Bronfragment:
**********

Op de stellingen van partijen wordt hierna, voor zover van belang, nader ingegaan.

4.De beoordeling

4.1.
Voor toewijzing van de vordering op grond van artikel 843a Rv moet [gedaagde in de hoofdzaak, eiser in het incident] een rechtmatig belang hebben bij de afgifte van bepaalde bescheiden, aangaande een rechtsbetrekking waarin hij partij is.
Rechtsbetrekking en bepaalde bescheiden
4.2.
Tussen partijen is niet in geschil dat er tussen hen sprake is van een rechtsbetrekking uit een overeenkomst van aanneming van werk. De rechtbank is verder van oordeel dat [gedaagde in de hoofdzaak, eiser in het incident] voldoende concreet heeft gemaakt welke bescheiden hij wenst te ontvangen. Vaststaat dat [eiseres in de hoofdzaak, verweerster in het incident sub 2] een opname heeft gemaakt van het gesprek op 13 maart 2023 en dat [eisers in de hoofdzaak, verweerders in het incident] op diezelfde dag foto’s hebben gemaakt van de werkzaamheden. Ook staat vast dat [eisers in de hoofdzaak, verweerders in het incident] de opname en de foto’s (deels) niet in het geding hebben gebracht.
Rechtmatig belang
4.3.
Wel is tussen partijen in geschil welke afspraken zij hebben gemaakt tijdens een gesprek over (de voortgang van) het werk op 10 maart 2023. [gedaagde in de hoofdzaak, eiser in het incident] stelt dat hij conform afspraak op maandag 13 maart 2023 (letterlijk) met een pot verf onder de arm bij [eisers in de hoofdzaak, verweerders in het incident] voor de deur stond teneinde de werkzaamheden boven af te ronden. Volgens [gedaagde in de hoofdzaak, eiser in het incident] werd hij echter niet tot het werk toegelaten. Hij stelt dat er om die reden sprake is van schuldeisersverzuim aan de zijde van [eisers in de hoofdzaak, verweerders in het incident] stellen dat zij eerst een lijst met afwerkpunten zouden maken en dat [gedaagde in de hoofdzaak, eiser in het incident] in de tussentijd aan het toilet op de begane grond zou werken. Ook betwisten zij dat [gedaagde in de hoofdzaak, eiser in het incident] de toegang tot het werk is ontzegd.
4.4.
[gedaagde in de hoofdzaak, eiser in het incident] heeft, mede gelet op het hiervoor onder 4.3. weergegeven geschil, voldoende aannemelijk gemaakt dat hij een rechtmatig belang heeft bij afgifte van (een kopie van) de volledige geluidsopname. Deze kan immers van belang zijn bij het antwoord op de vraag welke concrete (vervolg)afspraken partijen hebben gemaakt. Ook bij afgifte van de foto’s heeft [gedaagde in de hoofdzaak, eiser in het incident] voldoende belang nu deze iets kunnen zeggen over de kwaliteit van het geleverde werk.

**********

Gegevens:

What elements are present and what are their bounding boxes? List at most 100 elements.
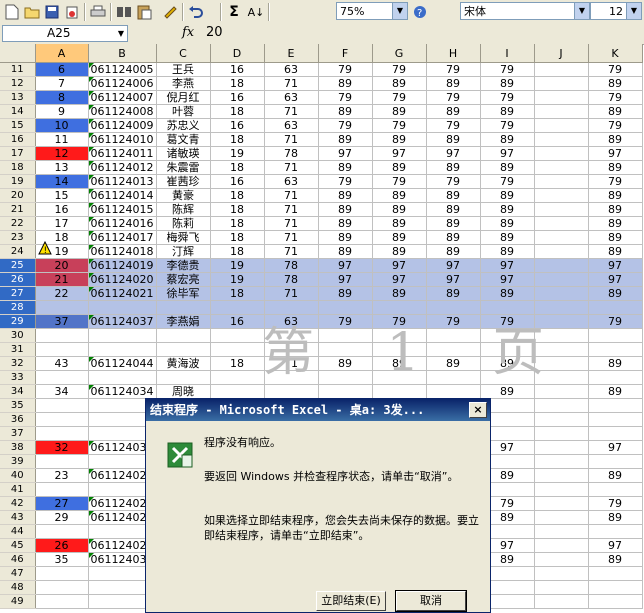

**********

Opdracht:
Geef voor elk van deze drie beweringen aan of ze klopt met het fragment over de afgifte van bescheiden. Antwoord telkens met ja of nee en citeer letterlijk de woorden uit het fragment die de doorslag geven.
1. Het gesprek over de voortgang van het werk vond plaats op 10 maart 2023.
2. Partijen zijn het oneens over de vraag of er tussen hen een rechtsbetrekking bestaat.
3. De foto's kunnen iets zeggen over de kwaliteit van het geleverde werk.
Het materiaal speelt hierbij geen rol.

Antwoord:
1. Ja: "tijdens een gesprek over (de voortgang van) het werk op 10 maart 2023"
2. Nee: "Tussen partijen is niet in geschil dat er tussen hen sprake is van een rechtsbetrekking uit een overeenkomst van aanneming van werk."
3. Ja: "nu deze iets kunnen zeggen over de kwaliteit van het geleverde werk"